▶ **Exercise brief**: Skip the images and copy each record exactly as written.

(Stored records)
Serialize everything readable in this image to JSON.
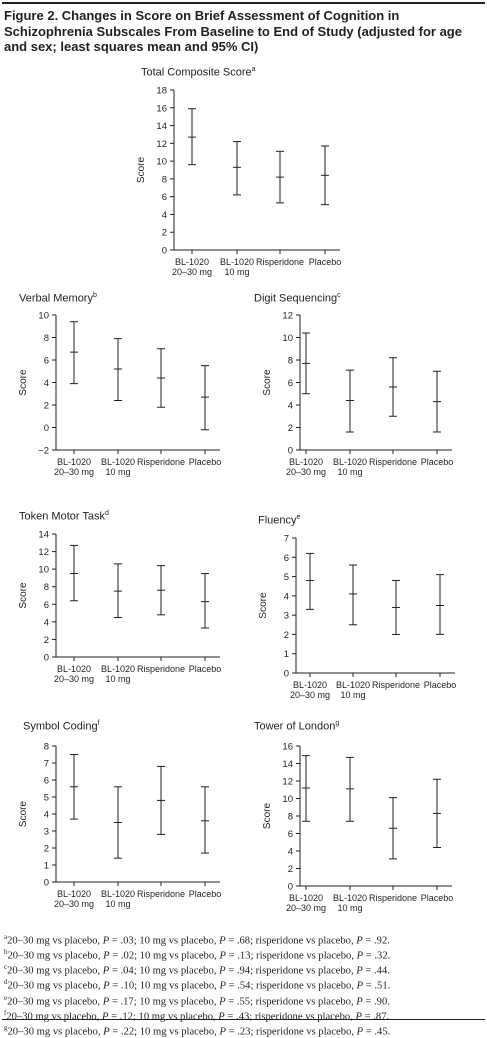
{
  "figure_title": "Figure 2. Changes in Score on Brief Assessment of Cognition in Schizophrenia Subscales From Baseline to End of Study (adjusted for age and sex; least squares mean and 95% CI)",
  "chart_data": [
    {
      "type": "errorbar",
      "title": "Total Composite Score",
      "footnote_mark": "a",
      "ylabel": "Score",
      "ylim": [
        0,
        18
      ],
      "yticks": [
        0,
        2,
        4,
        6,
        8,
        10,
        12,
        14,
        16,
        18
      ],
      "categories": [
        [
          "BL-1020",
          "20–30 mg"
        ],
        [
          "BL-1020",
          "10 mg"
        ],
        [
          "Risperidone"
        ],
        [
          "Placebo"
        ]
      ],
      "mean": [
        12.7,
        9.3,
        8.2,
        8.4
      ],
      "ci_low": [
        9.6,
        6.2,
        5.3,
        5.1
      ],
      "ci_high": [
        15.9,
        12.2,
        11.1,
        11.7
      ]
    },
    {
      "type": "errorbar",
      "title": "Verbal Memory",
      "footnote_mark": "b",
      "ylabel": "Score",
      "ylim": [
        -2,
        10
      ],
      "yticks": [
        -2,
        0,
        2,
        4,
        6,
        8,
        10
      ],
      "categories": [
        [
          "BL-1020",
          "20–30 mg"
        ],
        [
          "BL-1020",
          "10 mg"
        ],
        [
          "Risperidone"
        ],
        [
          "Placebo"
        ]
      ],
      "mean": [
        6.7,
        5.2,
        4.4,
        2.7
      ],
      "ci_low": [
        3.9,
        2.4,
        1.8,
        -0.2
      ],
      "ci_high": [
        9.4,
        7.9,
        7.0,
        5.5
      ]
    },
    {
      "type": "errorbar",
      "title": "Digit Sequencing",
      "footnote_mark": "c",
      "ylabel": "Score",
      "ylim": [
        0,
        12
      ],
      "yticks": [
        0,
        2,
        4,
        6,
        8,
        10,
        12
      ],
      "categories": [
        [
          "BL-1020",
          "20–30 mg"
        ],
        [
          "BL-1020",
          "10 mg"
        ],
        [
          "Risperidone"
        ],
        [
          "Placebo"
        ]
      ],
      "mean": [
        7.7,
        4.4,
        5.6,
        4.3
      ],
      "ci_low": [
        5.0,
        1.6,
        3.0,
        1.6
      ],
      "ci_high": [
        10.4,
        7.1,
        8.2,
        7.0
      ]
    },
    {
      "type": "errorbar",
      "title": "Token Motor Task",
      "footnote_mark": "d",
      "ylabel": "Score",
      "ylim": [
        0,
        14
      ],
      "yticks": [
        0,
        2,
        4,
        6,
        8,
        10,
        12,
        14
      ],
      "categories": [
        [
          "BL-1020",
          "20–30 mg"
        ],
        [
          "BL-1020",
          "10 mg"
        ],
        [
          "Risperidone"
        ],
        [
          "Placebo"
        ]
      ],
      "mean": [
        9.5,
        7.5,
        7.6,
        6.3
      ],
      "ci_low": [
        6.4,
        4.5,
        4.8,
        3.3
      ],
      "ci_high": [
        12.7,
        10.6,
        10.4,
        9.5
      ]
    },
    {
      "type": "errorbar",
      "title": "Fluency",
      "footnote_mark": "e",
      "ylabel": "Score",
      "ylim": [
        0,
        7
      ],
      "yticks": [
        0,
        1,
        2,
        3,
        4,
        5,
        6,
        7
      ],
      "categories": [
        [
          "BL-1020",
          "20–30 mg"
        ],
        [
          "BL-1020",
          "10 mg"
        ],
        [
          "Risperidone"
        ],
        [
          "Placebo"
        ]
      ],
      "mean": [
        4.8,
        4.1,
        3.4,
        3.5
      ],
      "ci_low": [
        3.3,
        2.5,
        2.0,
        2.0
      ],
      "ci_high": [
        6.2,
        5.6,
        4.8,
        5.1
      ]
    },
    {
      "type": "errorbar",
      "title": "Symbol Coding",
      "footnote_mark": "f",
      "ylabel": "Score",
      "ylim": [
        0,
        8
      ],
      "yticks": [
        0,
        1,
        2,
        3,
        4,
        5,
        6,
        7,
        8
      ],
      "categories": [
        [
          "BL-1020",
          "20–30 mg"
        ],
        [
          "BL-1020",
          "10 mg"
        ],
        [
          "Risperidone"
        ],
        [
          "Placebo"
        ]
      ],
      "mean": [
        5.6,
        3.5,
        4.8,
        3.6
      ],
      "ci_low": [
        3.7,
        1.4,
        2.8,
        1.7
      ],
      "ci_high": [
        7.5,
        5.6,
        6.8,
        5.6
      ]
    },
    {
      "type": "errorbar",
      "title": "Tower of London",
      "footnote_mark": "g",
      "ylabel": "Score",
      "ylim": [
        0,
        16
      ],
      "yticks": [
        0,
        2,
        4,
        6,
        8,
        10,
        12,
        14,
        16
      ],
      "categories": [
        [
          "BL-1020",
          "20–30 mg"
        ],
        [
          "BL-1020",
          "10 mg"
        ],
        [
          "Risperidone"
        ],
        [
          "Placebo"
        ]
      ],
      "mean": [
        11.2,
        11.1,
        6.6,
        8.3
      ],
      "ci_low": [
        7.4,
        7.4,
        3.1,
        4.4
      ],
      "ci_high": [
        14.9,
        14.7,
        10.1,
        12.2
      ]
    }
  ],
  "footnotes": [
    {
      "mark": "a",
      "p": [
        ".03",
        ".68",
        ".92"
      ]
    },
    {
      "mark": "b",
      "p": [
        ".02",
        ".13",
        ".32"
      ]
    },
    {
      "mark": "c",
      "p": [
        ".04",
        ".94",
        ".44"
      ]
    },
    {
      "mark": "d",
      "p": [
        ".10",
        ".54",
        ".51"
      ]
    },
    {
      "mark": "e",
      "p": [
        ".17",
        ".55",
        ".90"
      ]
    },
    {
      "mark": "f",
      "p": [
        ".12",
        ".43",
        ".87"
      ]
    },
    {
      "mark": "g",
      "p": [
        ".22",
        ".23",
        ".45"
      ]
    }
  ],
  "footnote_text": {
    "c1": "20–30 mg vs placebo, ",
    "c2": "; 10 mg vs placebo, ",
    "c3": "; risperidone vs placebo, ",
    "p": "P",
    "eq": " = ",
    "end": "."
  }
}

▶ **Correct result**:
Serialize everything readable in this image to JSON.
{
  "figure_title": "Figure 2. Changes in Score on Brief Assessment of Cognition in Schizophrenia Subscales From Baseline to End of Study (adjusted for age and sex; least squares mean and 95% CI)",
  "chart_data": [
    {
      "type": "errorbar",
      "title": "Total Composite Score",
      "footnote_mark": "a",
      "ylabel": "Score",
      "ylim": [
        0,
        18
      ],
      "yticks": [
        0,
        2,
        4,
        6,
        8,
        10,
        12,
        14,
        16,
        18
      ],
      "categories": [
        [
          "BL-1020",
          "20–30 mg"
        ],
        [
          "BL-1020",
          "10 mg"
        ],
        [
          "Risperidone"
        ],
        [
          "Placebo"
        ]
      ],
      "mean": [
        12.7,
        9.3,
        8.2,
        8.4
      ],
      "ci_low": [
        9.6,
        6.2,
        5.3,
        5.1
      ],
      "ci_high": [
        15.9,
        12.2,
        11.1,
        11.7
      ]
    },
    {
      "type": "errorbar",
      "title": "Verbal Memory",
      "footnote_mark": "b",
      "ylabel": "Score",
      "ylim": [
        -2,
        10
      ],
      "yticks": [
        -2,
        0,
        2,
        4,
        6,
        8,
        10
      ],
      "categories": [
        [
          "BL-1020",
          "20–30 mg"
        ],
        [
          "BL-1020",
          "10 mg"
        ],
        [
          "Risperidone"
        ],
        [
          "Placebo"
        ]
      ],
      "mean": [
        6.7,
        5.2,
        4.4,
        2.7
      ],
      "ci_low": [
        3.9,
        2.4,
        1.8,
        -0.2
      ],
      "ci_high": [
        9.4,
        7.9,
        7.0,
        5.5
      ]
    },
    {
      "type": "errorbar",
      "title": "Digit Sequencing",
      "footnote_mark": "c",
      "ylabel": "Score",
      "ylim": [
        0,
        12
      ],
      "yticks": [
        0,
        2,
        4,
        6,
        8,
        10,
        12
      ],
      "categories": [
        [
          "BL-1020",
          "20–30 mg"
        ],
        [
          "BL-1020",
          "10 mg"
        ],
        [
          "Risperidone"
        ],
        [
          "Placebo"
        ]
      ],
      "mean": [
        7.7,
        4.4,
        5.6,
        4.3
      ],
      "ci_low": [
        5.0,
        1.6,
        3.0,
        1.6
      ],
      "ci_high": [
        10.4,
        7.1,
        8.2,
        7.0
      ]
    },
    {
      "type": "errorbar",
      "title": "Token Motor Task",
      "footnote_mark": "d",
      "ylabel": "Score",
      "ylim": [
        0,
        14
      ],
      "yticks": [
        0,
        2,
        4,
        6,
        8,
        10,
        12,
        14
      ],
      "categories": [
        [
          "BL-1020",
          "20–30 mg"
        ],
        [
          "BL-1020",
          "10 mg"
        ],
        [
          "Risperidone"
        ],
        [
          "Placebo"
        ]
      ],
      "mean": [
        9.5,
        7.5,
        7.6,
        6.3
      ],
      "ci_low": [
        6.4,
        4.5,
        4.8,
        3.3
      ],
      "ci_high": [
        12.7,
        10.6,
        10.4,
        9.5
      ]
    },
    {
      "type": "errorbar",
      "title": "Fluency",
      "footnote_mark": "e",
      "ylabel": "Score",
      "ylim": [
        0,
        7
      ],
      "yticks": [
        0,
        1,
        2,
        3,
        4,
        5,
        6,
        7
      ],
      "categories": [
        [
          "BL-1020",
          "20–30 mg"
        ],
        [
          "BL-1020",
          "10 mg"
        ],
        [
          "Risperidone"
        ],
        [
          "Placebo"
        ]
      ],
      "mean": [
        4.8,
        4.1,
        3.4,
        3.5
      ],
      "ci_low": [
        3.3,
        2.5,
        2.0,
        2.0
      ],
      "ci_high": [
        6.2,
        5.6,
        4.8,
        5.1
      ]
    },
    {
      "type": "errorbar",
      "title": "Symbol Coding",
      "footnote_mark": "f",
      "ylabel": "Score",
      "ylim": [
        0,
        8
      ],
      "yticks": [
        0,
        1,
        2,
        3,
        4,
        5,
        6,
        7,
        8
      ],
      "categories": [
        [
          "BL-1020",
          "20–30 mg"
        ],
        [
          "BL-1020",
          "10 mg"
        ],
        [
          "Risperidone"
        ],
        [
          "Placebo"
        ]
      ],
      "mean": [
        5.6,
        3.5,
        4.8,
        3.6
      ],
      "ci_low": [
        3.7,
        1.4,
        2.8,
        1.7
      ],
      "ci_high": [
        7.5,
        5.6,
        6.8,
        5.6
      ]
    },
    {
      "type": "errorbar",
      "title": "Tower of London",
      "footnote_mark": "g",
      "ylabel": "Score",
      "ylim": [
        0,
        16
      ],
      "yticks": [
        0,
        2,
        4,
        6,
        8,
        10,
        12,
        14,
        16
      ],
      "categories": [
        [
          "BL-1020",
          "20–30 mg"
        ],
        [
          "BL-1020",
          "10 mg"
        ],
        [
          "Risperidone"
        ],
        [
          "Placebo"
        ]
      ],
      "mean": [
        11.2,
        11.1,
        6.6,
        8.3
      ],
      "ci_low": [
        7.4,
        7.4,
        3.1,
        4.4
      ],
      "ci_high": [
        14.9,
        14.7,
        10.1,
        12.2
      ]
    }
  ],
  "footnotes": [
    {
      "mark": "a",
      "p": [
        ".03",
        ".68",
        ".92"
      ]
    },
    {
      "mark": "b",
      "p": [
        ".02",
        ".13",
        ".32"
      ]
    },
    {
      "mark": "c",
      "p": [
        ".04",
        ".94",
        ".44"
      ]
    },
    {
      "mark": "d",
      "p": [
        ".10",
        ".54",
        ".51"
      ]
    },
    {
      "mark": "e",
      "p": [
        ".17",
        ".55",
        ".90"
      ]
    },
    {
      "mark": "f",
      "p": [
        ".12",
        ".43",
        ".87"
      ]
    },
    {
      "mark": "g",
      "p": [
        ".22",
        ".23",
        ".45"
      ]
    }
  ],
  "footnote_text": {
    "c1": "20–30 mg vs placebo, ",
    "c2": "; 10 mg vs placebo, ",
    "c3": "; risperidone vs placebo, ",
    "p": "P",
    "eq": " = ",
    "end": "."
  }
}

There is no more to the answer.